Reproduce each record exactly.

(Source records)
========================

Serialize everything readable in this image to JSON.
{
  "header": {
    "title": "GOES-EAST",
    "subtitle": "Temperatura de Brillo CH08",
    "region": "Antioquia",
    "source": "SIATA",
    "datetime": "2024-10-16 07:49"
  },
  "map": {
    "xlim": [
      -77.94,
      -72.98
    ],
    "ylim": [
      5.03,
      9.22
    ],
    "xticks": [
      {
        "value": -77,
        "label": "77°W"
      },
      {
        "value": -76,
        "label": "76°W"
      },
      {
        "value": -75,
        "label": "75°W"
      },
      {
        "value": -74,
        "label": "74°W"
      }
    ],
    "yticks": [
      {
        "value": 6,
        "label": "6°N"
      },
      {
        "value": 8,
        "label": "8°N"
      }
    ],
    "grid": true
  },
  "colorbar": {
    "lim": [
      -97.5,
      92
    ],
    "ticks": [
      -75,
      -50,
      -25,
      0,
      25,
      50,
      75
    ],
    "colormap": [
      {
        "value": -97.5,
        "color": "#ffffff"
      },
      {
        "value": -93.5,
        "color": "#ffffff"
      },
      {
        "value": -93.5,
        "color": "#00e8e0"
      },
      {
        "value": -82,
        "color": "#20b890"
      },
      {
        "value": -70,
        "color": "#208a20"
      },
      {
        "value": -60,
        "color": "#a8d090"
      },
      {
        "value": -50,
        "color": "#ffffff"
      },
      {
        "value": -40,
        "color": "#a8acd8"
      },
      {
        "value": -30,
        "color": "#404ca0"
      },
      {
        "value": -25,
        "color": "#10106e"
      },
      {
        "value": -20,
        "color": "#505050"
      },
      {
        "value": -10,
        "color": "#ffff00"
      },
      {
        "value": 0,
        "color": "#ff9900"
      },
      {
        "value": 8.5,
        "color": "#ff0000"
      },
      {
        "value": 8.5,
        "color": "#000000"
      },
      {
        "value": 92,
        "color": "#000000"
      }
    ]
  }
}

========================

◆ ANSWER TO THE TASK ◆
Serialize everything readable in this image to JSON.
{
  "header": {
    "title": "GOES-EAST",
    "subtitle": "Temperatura de Brillo CH08",
    "region": "Antioquia",
    "source": "SIATA",
    "datetime": "2024-10-16 07:49"
  },
  "map": {
    "xlim": [
      -77.94,
      -72.98
    ],
    "ylim": [
      5.03,
      9.22
    ],
    "xticks": [
      {
        "value": -77,
        "label": "77°W"
      },
      {
        "value": -76,
        "label": "76°W"
      },
      {
        "value": -75,
        "label": "75°W"
      },
      {
        "value": -74,
        "label": "74°W"
      }
    ],
    "yticks": [
      {
        "value": 6,
        "label": "6°N"
      },
      {
        "value": 8,
        "label": "8°N"
      }
    ],
    "grid": true
  },
  "colorbar": {
    "lim": [
      -97.5,
      92
    ],
    "ticks": [
      -75,
      -50,
      -25,
      0,
      25,
      50,
      75
    ],
    "colormap": [
      {
        "value": -97.5,
        "color": "#ffffff"
      },
      {
        "value": -93.5,
        "color": "#ffffff"
      },
      {
        "value": -93.5,
        "color": "#00e8e0"
      },
      {
        "value": -82,
        "color": "#20b890"
      },
      {
        "value": -70,
        "color": "#208a20"
      },
      {
        "value": -60,
        "color": "#a8d090"
      },
      {
        "value": -50,
        "color": "#ffffff"
      },
      {
        "value": -40,
        "color": "#a8acd8"
      },
      {
        "value": -30,
        "color": "#404ca0"
      },
      {
        "value": -25,
        "color": "#10106e"
      },
      {
        "value": -20,
        "color": "#505050"
      },
      {
        "value": -10,
        "color": "#ffff00"
      },
      {
        "value": 0,
        "color": "#ff9900"
      },
      {
        "value": 8.5,
        "color": "#ff0000"
      },
      {
        "value": 8.5,
        "color": "#000000"
      },
      {
        "value": 92,
        "color": "#000000"
      }
    ]
  }
}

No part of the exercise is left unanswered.